Source extract:
--- START ---
Long‐term use of systemic corticosteroids, however, is associated with serious side effects 8. Importantly, we are not advocating for their indiscriminate regular use in those with frequent exacerbations. In this series, these individuals were faced with dramatically worsening and life‐threatening disease, and the targeted use of prednisone has stabilized this, preventing or at least reducing the severity of further exacerbations; reducing the number of days spent on high‐dose corticosteroid; and allowing other effective treatments, like pulmonary rehabilitation, to be applied. While adverse events were not identified in these three cases, where possible, the ultimate goal should be to effect control of disease on the lowest possible dose of corticosteroid. The duration of treatment is uncertain in this population, but ultimately, the discontinuation of oral corticosteroids would be the ideal goal. Anti‐interleukin 5 (anti‐IL5) treatment has been shown to improve exacerbations in this population, and may be preferable due to less potential toxicity, but remains to be further studied and implemented as an alternative treatment 9, 10.

Generally, studies exclude patients where these diseases overlap, leaving little evidence in those patients with both asthma and COPD. What we do know is that eosinophilia is associated with a more rapid decline in FEV1, increased exacerbation risk, and increased mortality in asthma or COPD 11, 12. The targeting of this treatable trait in a population with mixed obstructive airways disease should, as a result, also lead to improved outcomes, as it has here.

This relationship between asthma and COPD is a controversial subject. Clinicians recognize that, in many patients, there is considerable overlap despite distinct management strategies in guidelines. An attempt to reconcile this has resulted in labelling patients as having Asthma‐COPD Overlap Syndrome (ACOS). Unfortunately, there is no consensus in defining ACOS nor a clear view as to how it will impact prognosis or management 13. In contrast there have been major advances in our understanding of both asthma and COPD. Anderson has described the need to think of complex airways disease as endotypes, defined either functionally or pathologically by a mechanism or treatment response 14. This allows us to focus on the components of chronic airways disease in individuals and identify treatable traits 1. In the era of precision medicine, targeting treatable traits in chronic airways disease should lead to better targeted therapy, with fewer side effects and better outcomes 1. The key to this approach, for the clinician, is to be able to identify an endotype, with a biomarker that is reliable and easily measurable, and a treatment that is effective as opposed to fixating on disease labels 15. We propose that eosinophilic airway inflammation is such an endotype.
--- END ---
(Records taken from a collection)
--- START ---
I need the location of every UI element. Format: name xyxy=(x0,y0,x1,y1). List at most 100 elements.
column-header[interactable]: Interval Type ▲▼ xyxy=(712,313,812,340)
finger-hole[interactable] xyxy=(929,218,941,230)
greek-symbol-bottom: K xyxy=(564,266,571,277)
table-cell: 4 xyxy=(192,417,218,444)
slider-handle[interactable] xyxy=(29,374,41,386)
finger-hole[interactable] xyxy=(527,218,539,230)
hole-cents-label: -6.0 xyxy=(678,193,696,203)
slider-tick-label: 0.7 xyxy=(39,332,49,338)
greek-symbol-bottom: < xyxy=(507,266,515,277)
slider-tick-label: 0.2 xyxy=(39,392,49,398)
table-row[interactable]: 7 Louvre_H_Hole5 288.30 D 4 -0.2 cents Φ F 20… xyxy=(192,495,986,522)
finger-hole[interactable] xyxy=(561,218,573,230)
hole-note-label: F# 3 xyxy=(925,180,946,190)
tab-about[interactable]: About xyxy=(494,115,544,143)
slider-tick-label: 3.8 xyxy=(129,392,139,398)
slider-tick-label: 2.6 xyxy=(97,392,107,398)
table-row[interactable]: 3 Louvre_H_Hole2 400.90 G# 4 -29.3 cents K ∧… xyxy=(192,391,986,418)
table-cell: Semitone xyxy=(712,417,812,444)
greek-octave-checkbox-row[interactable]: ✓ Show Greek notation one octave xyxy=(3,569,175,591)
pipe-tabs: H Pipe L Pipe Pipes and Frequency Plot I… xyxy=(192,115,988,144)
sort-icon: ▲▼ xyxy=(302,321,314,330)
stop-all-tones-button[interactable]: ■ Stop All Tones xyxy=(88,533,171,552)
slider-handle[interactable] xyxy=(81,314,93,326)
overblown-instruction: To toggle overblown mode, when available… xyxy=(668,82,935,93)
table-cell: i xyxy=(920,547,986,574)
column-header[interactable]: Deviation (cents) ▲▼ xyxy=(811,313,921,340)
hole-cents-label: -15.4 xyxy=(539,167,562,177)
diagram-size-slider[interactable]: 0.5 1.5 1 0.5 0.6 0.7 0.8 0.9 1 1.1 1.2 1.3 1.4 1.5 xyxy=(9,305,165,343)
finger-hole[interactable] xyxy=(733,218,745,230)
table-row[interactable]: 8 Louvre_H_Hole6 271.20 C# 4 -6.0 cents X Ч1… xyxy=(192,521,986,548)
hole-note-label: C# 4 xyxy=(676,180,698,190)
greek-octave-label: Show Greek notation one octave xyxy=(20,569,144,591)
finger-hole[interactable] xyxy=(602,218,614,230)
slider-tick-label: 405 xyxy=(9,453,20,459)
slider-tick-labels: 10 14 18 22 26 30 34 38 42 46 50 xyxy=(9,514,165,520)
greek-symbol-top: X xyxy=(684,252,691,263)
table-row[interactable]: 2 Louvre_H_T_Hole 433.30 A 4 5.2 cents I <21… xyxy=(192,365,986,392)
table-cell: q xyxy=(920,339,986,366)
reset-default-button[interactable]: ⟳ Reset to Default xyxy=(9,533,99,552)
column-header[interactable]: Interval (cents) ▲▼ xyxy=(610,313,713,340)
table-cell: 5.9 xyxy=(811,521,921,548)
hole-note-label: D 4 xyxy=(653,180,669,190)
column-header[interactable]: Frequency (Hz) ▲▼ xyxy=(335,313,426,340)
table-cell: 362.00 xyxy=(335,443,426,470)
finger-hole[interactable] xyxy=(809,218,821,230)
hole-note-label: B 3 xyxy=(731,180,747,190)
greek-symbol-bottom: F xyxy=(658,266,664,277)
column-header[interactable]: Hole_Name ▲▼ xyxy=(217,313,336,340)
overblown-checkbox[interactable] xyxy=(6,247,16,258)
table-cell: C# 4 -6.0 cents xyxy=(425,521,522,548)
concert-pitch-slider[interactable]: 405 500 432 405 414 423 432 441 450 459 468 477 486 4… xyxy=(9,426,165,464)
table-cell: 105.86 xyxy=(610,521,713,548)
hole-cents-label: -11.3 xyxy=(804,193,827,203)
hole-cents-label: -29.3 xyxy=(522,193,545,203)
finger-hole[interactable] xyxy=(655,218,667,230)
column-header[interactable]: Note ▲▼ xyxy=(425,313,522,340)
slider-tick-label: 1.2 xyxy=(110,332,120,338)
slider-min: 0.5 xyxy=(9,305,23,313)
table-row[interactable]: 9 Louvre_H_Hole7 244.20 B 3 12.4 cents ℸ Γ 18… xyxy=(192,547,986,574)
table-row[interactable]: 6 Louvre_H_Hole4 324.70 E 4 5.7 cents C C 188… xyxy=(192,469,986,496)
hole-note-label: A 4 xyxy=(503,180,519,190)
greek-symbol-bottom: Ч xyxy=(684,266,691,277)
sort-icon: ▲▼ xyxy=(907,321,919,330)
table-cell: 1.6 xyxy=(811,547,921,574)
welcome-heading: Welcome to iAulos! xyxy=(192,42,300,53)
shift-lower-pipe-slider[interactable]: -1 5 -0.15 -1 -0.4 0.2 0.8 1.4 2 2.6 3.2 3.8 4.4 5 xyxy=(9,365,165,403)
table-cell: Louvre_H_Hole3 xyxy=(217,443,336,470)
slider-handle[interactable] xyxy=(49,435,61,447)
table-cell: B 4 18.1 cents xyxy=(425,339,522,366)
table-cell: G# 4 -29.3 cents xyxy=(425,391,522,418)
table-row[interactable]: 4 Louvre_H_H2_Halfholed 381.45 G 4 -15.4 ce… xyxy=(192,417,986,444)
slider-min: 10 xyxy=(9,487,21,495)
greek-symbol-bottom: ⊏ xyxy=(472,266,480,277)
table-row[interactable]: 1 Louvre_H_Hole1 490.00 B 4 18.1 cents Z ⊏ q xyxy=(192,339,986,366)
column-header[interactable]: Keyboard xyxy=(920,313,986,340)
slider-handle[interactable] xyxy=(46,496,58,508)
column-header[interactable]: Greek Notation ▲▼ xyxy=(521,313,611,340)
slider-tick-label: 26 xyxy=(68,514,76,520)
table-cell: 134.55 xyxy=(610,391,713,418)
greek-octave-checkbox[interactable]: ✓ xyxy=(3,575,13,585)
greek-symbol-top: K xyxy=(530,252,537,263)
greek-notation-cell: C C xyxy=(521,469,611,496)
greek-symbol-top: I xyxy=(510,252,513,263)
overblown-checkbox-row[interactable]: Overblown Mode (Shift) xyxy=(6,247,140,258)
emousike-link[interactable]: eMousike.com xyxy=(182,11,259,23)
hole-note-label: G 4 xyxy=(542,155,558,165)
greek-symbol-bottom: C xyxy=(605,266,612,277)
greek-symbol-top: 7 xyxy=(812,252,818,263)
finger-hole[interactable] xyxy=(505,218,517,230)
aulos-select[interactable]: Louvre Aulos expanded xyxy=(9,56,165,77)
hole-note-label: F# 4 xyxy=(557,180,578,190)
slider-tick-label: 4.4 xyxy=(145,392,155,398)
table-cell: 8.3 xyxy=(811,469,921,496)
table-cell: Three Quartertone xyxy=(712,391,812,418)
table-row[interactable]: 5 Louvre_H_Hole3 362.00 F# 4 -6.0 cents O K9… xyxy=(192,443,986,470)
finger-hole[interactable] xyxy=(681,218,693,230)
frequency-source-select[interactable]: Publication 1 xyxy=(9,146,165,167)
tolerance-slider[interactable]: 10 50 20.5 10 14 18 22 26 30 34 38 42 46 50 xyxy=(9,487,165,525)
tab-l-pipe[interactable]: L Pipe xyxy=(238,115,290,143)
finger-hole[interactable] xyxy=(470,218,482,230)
--- END ---
Problem set:
• 1. Answer these questions from the airways disease text:
(a) With what three outcomes is eosinophilia associated in asthma or COPD?
(b) Which treatment may be preferable because of less potential toxicity?
(c) What does the abbreviation ACOS stand for?
• 2. Write the next part of the airways disease text, continuing from its final sentence.
You can set the records aside, because none of this work depends on them.

Answers to the problems:
• 1.
(a) A more rapid decline in FEV1, increased exacerbation risk, and increased mortality.
(b) Anti-interleukin 5 (anti-IL5) treatment.
(c) Asthma-COPD Overlap Syndrome.

• 2.
There has, thus far, been limited publication on the application of this evidence to treatment 16. A pilot study by McDonald identified that specifically targeting and managing airway eosinophilia in a COPD cohort resulted in reduced airway eosinophilia and better health‐related quality of life 16. Table 2 demonstrates that considerable improvement to outcomes can be achieved when using this approach in a population with both asthma and COPD. While simple in theory, the consistent application of this concept in practice remains to be standardized.

In summary, this case series demonstrates the ability to apply the concept of the treatable trait to the complex population of patients with both asthma and COPD. Importantly, this highlights the need to see through the labels of these diseases to the individual traits that reflect therapeutic targets. By using this novel and targeted treatable trait framework, we can focus on specific therapies for our patients, reducing exacerbation risk and improving lung function, symptoms, and quality of life, as seen in this group, while also reducing superfluous medications and side effects. The next step will be to build the tools to standardize implementation of what we know about these endotypes and treatable traits and bring precision medicine from trials to patients in real‐world clinics.

Disclosure statement

Appropriate written informed consent was obtained for the publication of this case series and accompanying images.